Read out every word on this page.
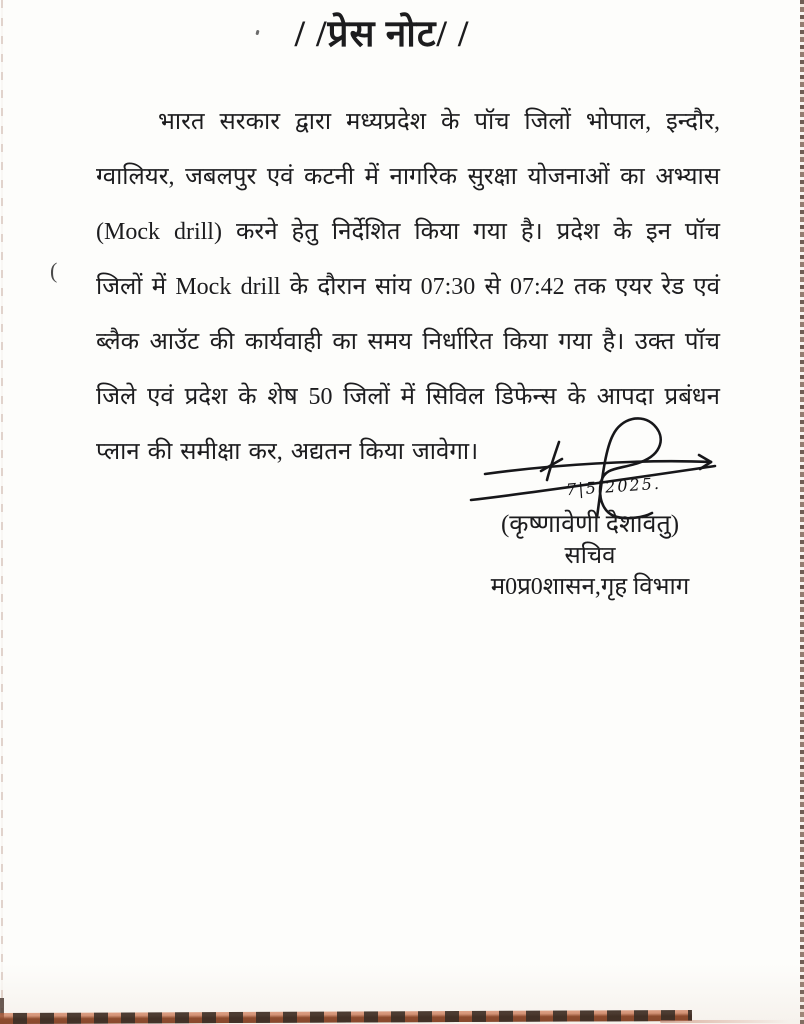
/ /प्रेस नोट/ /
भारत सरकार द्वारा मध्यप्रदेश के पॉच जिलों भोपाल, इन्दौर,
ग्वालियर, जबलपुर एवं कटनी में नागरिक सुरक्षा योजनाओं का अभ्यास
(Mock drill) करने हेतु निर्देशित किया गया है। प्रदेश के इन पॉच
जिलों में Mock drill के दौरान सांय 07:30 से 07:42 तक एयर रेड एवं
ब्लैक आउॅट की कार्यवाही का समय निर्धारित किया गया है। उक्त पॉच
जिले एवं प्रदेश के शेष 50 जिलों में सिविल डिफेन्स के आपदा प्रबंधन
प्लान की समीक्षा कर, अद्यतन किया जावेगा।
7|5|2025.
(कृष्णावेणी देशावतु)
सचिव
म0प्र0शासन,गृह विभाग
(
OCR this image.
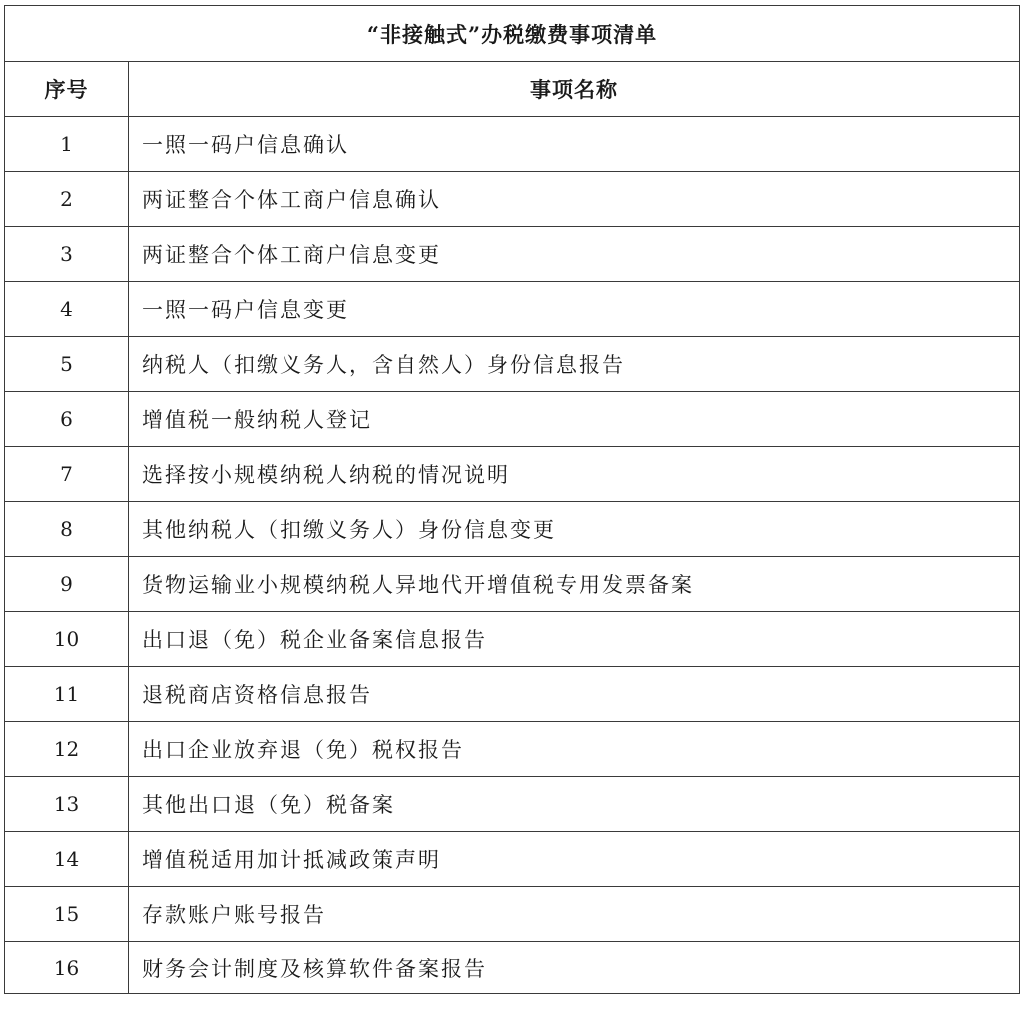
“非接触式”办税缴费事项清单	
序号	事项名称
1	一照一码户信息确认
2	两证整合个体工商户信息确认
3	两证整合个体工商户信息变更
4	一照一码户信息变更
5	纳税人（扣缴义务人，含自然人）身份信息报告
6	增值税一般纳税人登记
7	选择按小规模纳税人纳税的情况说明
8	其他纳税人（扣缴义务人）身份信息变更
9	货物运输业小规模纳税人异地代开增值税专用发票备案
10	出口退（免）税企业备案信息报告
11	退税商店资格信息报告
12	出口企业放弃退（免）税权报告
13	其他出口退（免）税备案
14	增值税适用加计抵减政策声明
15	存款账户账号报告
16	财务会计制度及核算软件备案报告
· · · · ·
Task details: None of the pictures should appear; repeat the records exactly otherwise.

Output for this exercise:
Read out every word on this page.
/ /प्रेस नोट/ /
भारत सरकार द्वारा मध्यप्रदेश के पॉच जिलों भोपाल, इन्दौर,
ग्वालियर, जबलपुर एवं कटनी में नागरिक सुरक्षा योजनाओं का अभ्यास
(Mock drill) करने हेतु निर्देशित किया गया है। प्रदेश के इन पॉच
जिलों में Mock drill के दौरान सांय 07:30 से 07:42 तक एयर रेड एवं
ब्लैक आउॅट की कार्यवाही का समय निर्धारित किया गया है। उक्त पॉच
जिले एवं प्रदेश के शेष 50 जिलों में सिविल डिफेन्स के आपदा प्रबंधन
प्लान की समीक्षा कर, अद्यतन किया जावेगा।
7|5|2025.
(कृष्णावेणी देशावतु)
सचिव
म0प्र0शासन,गृह विभाग
(
OCR this image.
“非接触式”办税缴费事项清单	
序号	事项名称
1	一照一码户信息确认
2	两证整合个体工商户信息确认
3	两证整合个体工商户信息变更
4	一照一码户信息变更
5	纳税人（扣缴义务人，含自然人）身份信息报告
6	增值税一般纳税人登记
7	选择按小规模纳税人纳税的情况说明
8	其他纳税人（扣缴义务人）身份信息变更
9	货物运输业小规模纳税人异地代开增值税专用发票备案
10	出口退（免）税企业备案信息报告
11	退税商店资格信息报告
12	出口企业放弃退（免）税权报告
13	其他出口退（免）税备案
14	增值税适用加计抵减政策声明
15	存款账户账号报告
16	财务会计制度及核算软件备案报告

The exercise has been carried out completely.